*Texto-fonte*:
Quem passa pela BR-470 conhece bem os problemas da rodovia federal. Trânsito lento, má sinalização, obras inacabadas e claro que buracos que se espalham por vários pontos da pista.
O motorista, Otoniel Barcelos, saiu de Blumenau na quarta às 05h30min, rumo a cidade de Pouso Redondo, no Alto Vale. Mas, para chegar até lá foi um verdadeiro teste de paciência.
"A BR-470 está um caos! Está tudo parado, estou vindo de Indaial com fila, serra de Ibirama também, a BR-470 está intransitável'', disse.
Pelo trajeto de 128 km ele pegou vários pontos de congestionamentos e demorou mais de 8 horas para chegar até a cidade de Pouso Redondo, no Alto Vale. Em condições normais, a viagem levaria pouco mais de 02h30min.
Desde a última segunda-feira (28), a BR-470 foi utilizada como rota alternativa pelos motoristas que precisavam ir para o Paraná ou vir para Santa Catarina, por conta do deslizamento que aconteceu no km 669 e deixou duas pessoas mortas. Apesar do trecho ter sido liberado nesta quarta-feira (7), a rodovia federal que corta o Vale do Itajaí ainda sente os reflexos do problema do estado vizinho.
A rodovia federal é uma das principais ligações do estado de Santa Catarina. Por ela, passa grande parte do escoamento da produção agrícola e industrial, da região serrana, do oeste e meio-oeste catarinense em direção aos portos.
Segundo um estudo feito pela Federação das Empresas de Transporte de Carga e Logística (Fetrancesc) passam pela BR mais de 35 mil veículos por dia, sendo que 20% deles são de carga.

*Registros extraídos*:

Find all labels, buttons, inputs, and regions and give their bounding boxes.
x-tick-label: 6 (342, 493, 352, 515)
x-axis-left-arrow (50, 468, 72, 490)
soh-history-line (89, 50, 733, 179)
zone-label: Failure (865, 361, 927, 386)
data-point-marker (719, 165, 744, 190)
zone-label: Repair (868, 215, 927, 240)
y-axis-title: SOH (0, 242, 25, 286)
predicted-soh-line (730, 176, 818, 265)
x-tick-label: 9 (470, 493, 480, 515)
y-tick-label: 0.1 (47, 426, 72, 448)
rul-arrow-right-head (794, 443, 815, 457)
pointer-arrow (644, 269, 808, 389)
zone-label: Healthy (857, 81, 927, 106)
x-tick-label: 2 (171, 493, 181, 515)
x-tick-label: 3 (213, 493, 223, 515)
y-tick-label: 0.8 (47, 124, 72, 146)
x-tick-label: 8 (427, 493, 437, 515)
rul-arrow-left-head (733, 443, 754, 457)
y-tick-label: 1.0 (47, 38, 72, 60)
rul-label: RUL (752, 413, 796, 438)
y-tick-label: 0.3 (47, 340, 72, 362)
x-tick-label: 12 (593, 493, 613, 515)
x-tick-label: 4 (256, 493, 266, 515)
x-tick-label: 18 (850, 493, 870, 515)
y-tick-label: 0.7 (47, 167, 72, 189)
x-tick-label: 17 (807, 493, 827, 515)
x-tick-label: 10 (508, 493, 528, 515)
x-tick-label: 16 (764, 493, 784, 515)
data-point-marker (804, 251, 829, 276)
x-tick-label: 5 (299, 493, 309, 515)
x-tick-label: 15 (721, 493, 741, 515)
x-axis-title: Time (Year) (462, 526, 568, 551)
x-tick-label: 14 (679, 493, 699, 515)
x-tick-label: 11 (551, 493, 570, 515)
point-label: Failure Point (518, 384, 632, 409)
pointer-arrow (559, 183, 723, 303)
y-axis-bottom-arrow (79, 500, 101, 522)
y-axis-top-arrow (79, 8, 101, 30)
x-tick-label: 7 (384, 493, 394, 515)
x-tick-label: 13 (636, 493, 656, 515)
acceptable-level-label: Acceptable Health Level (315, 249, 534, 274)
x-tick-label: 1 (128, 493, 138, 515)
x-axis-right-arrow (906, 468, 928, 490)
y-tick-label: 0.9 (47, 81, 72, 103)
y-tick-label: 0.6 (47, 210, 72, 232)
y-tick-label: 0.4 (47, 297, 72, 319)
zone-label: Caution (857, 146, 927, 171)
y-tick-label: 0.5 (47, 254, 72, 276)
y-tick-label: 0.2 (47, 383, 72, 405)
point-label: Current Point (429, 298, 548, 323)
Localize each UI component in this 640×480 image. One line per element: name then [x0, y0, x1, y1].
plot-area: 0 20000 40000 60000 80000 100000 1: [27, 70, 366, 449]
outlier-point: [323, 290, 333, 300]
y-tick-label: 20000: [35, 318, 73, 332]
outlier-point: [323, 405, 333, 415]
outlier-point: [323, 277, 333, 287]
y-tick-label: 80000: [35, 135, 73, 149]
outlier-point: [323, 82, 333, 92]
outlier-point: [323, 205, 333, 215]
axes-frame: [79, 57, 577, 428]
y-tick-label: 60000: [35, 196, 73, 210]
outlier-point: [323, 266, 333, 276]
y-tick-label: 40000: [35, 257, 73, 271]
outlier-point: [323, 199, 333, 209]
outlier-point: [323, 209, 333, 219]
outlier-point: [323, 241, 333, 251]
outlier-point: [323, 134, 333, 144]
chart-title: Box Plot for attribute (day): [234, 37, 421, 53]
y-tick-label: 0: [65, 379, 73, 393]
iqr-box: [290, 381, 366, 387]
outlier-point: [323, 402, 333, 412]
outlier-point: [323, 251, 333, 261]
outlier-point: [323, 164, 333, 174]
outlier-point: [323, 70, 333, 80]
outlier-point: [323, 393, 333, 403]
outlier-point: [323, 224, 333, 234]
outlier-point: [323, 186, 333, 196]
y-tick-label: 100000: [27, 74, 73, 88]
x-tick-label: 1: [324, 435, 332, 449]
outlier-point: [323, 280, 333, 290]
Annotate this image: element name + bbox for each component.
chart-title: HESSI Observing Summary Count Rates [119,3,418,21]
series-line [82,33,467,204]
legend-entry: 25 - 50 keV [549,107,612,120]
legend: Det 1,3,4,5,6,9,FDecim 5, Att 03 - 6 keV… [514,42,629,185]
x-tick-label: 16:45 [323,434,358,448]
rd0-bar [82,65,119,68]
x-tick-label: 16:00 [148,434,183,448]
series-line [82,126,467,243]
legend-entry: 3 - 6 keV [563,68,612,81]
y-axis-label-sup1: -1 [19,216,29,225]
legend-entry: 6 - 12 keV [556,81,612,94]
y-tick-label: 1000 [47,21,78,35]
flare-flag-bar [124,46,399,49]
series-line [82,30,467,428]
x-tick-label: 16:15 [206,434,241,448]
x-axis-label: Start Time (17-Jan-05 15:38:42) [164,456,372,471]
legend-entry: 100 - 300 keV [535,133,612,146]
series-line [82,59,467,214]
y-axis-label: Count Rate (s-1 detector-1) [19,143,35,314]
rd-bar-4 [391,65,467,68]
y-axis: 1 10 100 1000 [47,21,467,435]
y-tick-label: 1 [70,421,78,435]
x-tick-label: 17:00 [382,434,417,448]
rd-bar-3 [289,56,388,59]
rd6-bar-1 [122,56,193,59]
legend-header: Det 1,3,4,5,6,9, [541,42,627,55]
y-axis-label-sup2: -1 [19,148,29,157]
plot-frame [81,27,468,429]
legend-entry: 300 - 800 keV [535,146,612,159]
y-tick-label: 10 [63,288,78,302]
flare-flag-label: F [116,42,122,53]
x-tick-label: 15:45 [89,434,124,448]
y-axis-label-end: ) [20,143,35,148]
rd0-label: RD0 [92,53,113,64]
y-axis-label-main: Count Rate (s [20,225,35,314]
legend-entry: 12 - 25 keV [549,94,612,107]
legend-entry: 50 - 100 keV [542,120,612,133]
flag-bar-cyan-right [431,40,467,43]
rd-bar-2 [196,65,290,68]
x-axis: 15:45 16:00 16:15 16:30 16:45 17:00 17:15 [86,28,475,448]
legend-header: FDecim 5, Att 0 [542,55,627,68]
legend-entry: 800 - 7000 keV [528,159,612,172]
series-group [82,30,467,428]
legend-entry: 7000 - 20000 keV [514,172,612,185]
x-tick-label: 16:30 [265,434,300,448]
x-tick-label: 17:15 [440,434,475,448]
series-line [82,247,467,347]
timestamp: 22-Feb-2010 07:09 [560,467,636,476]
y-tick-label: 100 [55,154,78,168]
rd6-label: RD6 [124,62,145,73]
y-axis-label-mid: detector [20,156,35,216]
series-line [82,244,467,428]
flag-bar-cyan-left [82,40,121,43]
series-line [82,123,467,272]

*Exercício*: Por favor, responda em uma frase: de acordo com o estudo da Fetrancesc citado no texto sobre a BR-470, quantos veículos passam pela rodovia por dia? Os registros não têm nenhuma relação com esta atividade.

*Sua resposta*: Mais de 35 mil veículos passam pela BR-470 por dia.